* Set exercise *
List every line in this data where the string "Syndromes" occurs.

* The input *
● ● ● ● ● ● ●
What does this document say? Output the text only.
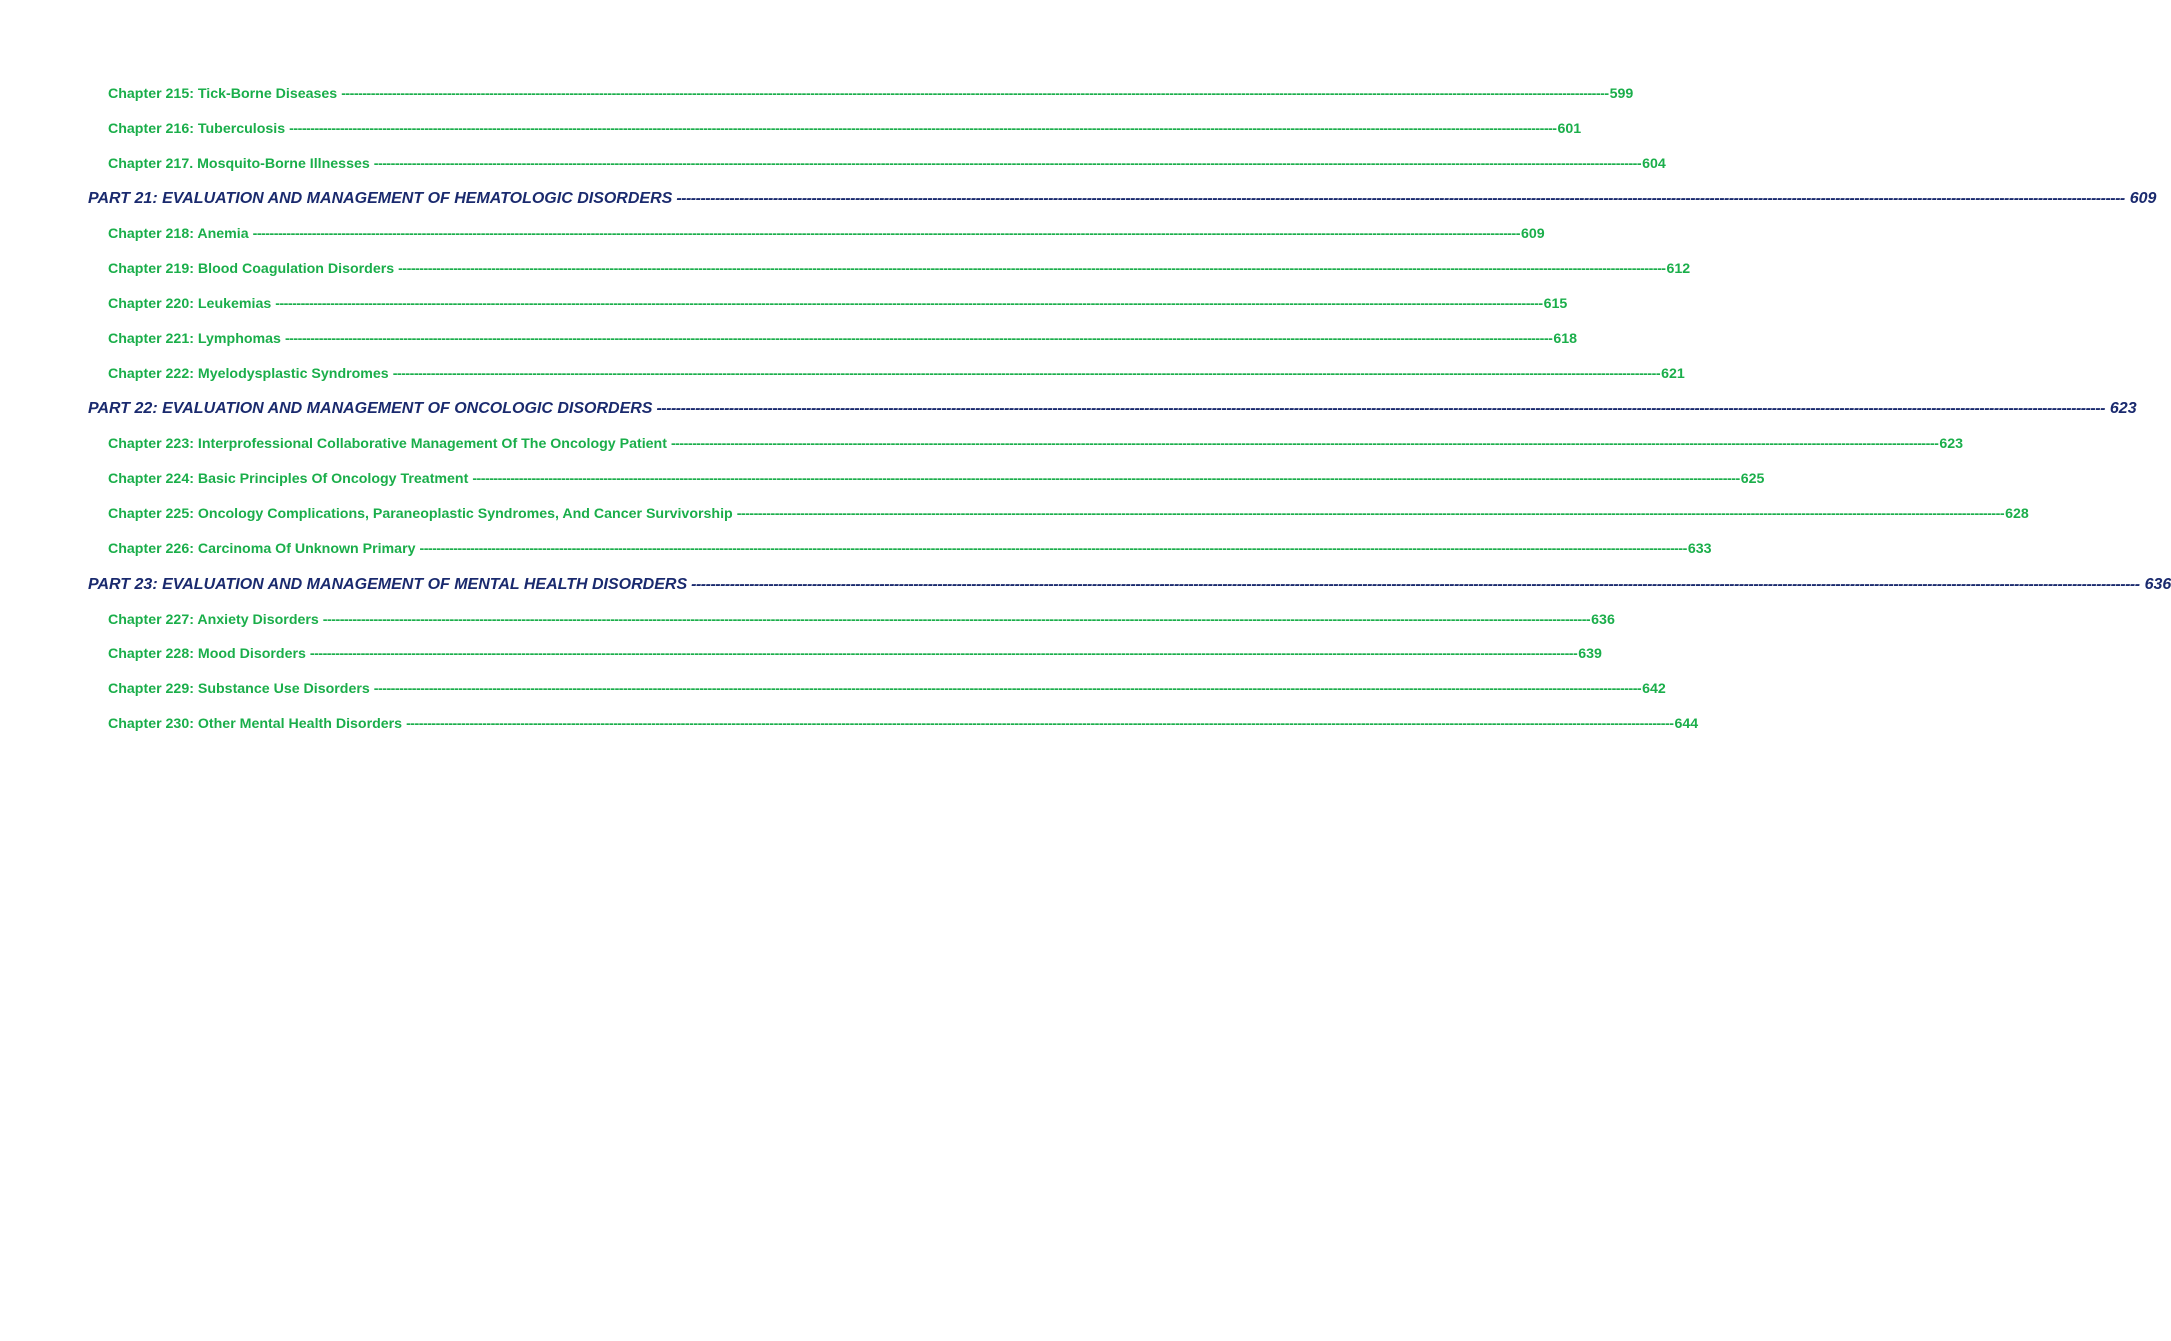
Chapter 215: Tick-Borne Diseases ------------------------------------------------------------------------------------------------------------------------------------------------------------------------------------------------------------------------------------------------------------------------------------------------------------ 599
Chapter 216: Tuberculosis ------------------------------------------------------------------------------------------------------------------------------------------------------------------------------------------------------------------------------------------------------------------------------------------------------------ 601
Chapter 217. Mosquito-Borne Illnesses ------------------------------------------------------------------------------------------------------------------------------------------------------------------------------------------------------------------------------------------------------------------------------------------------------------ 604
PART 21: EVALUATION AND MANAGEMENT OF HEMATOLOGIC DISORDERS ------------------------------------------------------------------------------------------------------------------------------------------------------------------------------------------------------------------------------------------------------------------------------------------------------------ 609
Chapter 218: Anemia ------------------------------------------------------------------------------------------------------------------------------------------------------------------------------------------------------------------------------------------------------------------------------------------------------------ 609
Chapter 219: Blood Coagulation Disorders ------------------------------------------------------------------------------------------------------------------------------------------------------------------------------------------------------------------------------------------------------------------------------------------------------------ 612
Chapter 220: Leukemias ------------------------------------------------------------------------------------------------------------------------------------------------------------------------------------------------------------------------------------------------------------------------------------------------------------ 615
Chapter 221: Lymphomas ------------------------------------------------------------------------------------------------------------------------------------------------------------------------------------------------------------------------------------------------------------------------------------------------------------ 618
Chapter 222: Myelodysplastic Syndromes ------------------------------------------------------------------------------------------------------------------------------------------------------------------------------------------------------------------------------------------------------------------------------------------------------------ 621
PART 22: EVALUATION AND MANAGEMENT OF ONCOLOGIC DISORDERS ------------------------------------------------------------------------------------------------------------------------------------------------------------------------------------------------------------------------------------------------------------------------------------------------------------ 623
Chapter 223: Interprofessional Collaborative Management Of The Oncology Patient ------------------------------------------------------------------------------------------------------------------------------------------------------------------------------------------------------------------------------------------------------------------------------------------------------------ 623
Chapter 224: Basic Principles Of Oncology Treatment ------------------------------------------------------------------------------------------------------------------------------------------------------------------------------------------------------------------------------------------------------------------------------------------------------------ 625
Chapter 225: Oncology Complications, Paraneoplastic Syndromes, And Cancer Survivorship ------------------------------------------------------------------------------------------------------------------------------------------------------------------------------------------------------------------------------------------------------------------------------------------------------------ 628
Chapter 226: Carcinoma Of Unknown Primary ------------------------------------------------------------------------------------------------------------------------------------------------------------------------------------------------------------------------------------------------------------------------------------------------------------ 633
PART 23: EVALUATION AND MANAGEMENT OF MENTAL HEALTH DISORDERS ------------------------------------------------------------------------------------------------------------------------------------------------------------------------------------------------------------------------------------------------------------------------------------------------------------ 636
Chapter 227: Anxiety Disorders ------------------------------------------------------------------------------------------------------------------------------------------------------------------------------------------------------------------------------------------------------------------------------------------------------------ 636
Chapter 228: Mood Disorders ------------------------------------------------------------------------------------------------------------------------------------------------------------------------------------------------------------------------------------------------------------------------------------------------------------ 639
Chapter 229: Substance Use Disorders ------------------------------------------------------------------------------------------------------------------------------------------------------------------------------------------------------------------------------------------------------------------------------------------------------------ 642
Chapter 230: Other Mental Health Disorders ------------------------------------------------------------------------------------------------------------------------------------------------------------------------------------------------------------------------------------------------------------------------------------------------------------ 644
● ● ● ● ● ● ●
* Answer in full *
Chapter 222: Myelodysplastic Syndromes ------------------------------------------------------------------------------------------------------------------------------------------------------------------------------------------------------------------------------------------------------------------------------------------------------------ 621
Chapter 225: Oncology Complications, Paraneoplastic Syndromes, And Cancer Survivorship ------------------------------------------------------------------------------------------------------------------------------------------------------------------------------------------------------------------------------------------------------------------------------------------------------------ 628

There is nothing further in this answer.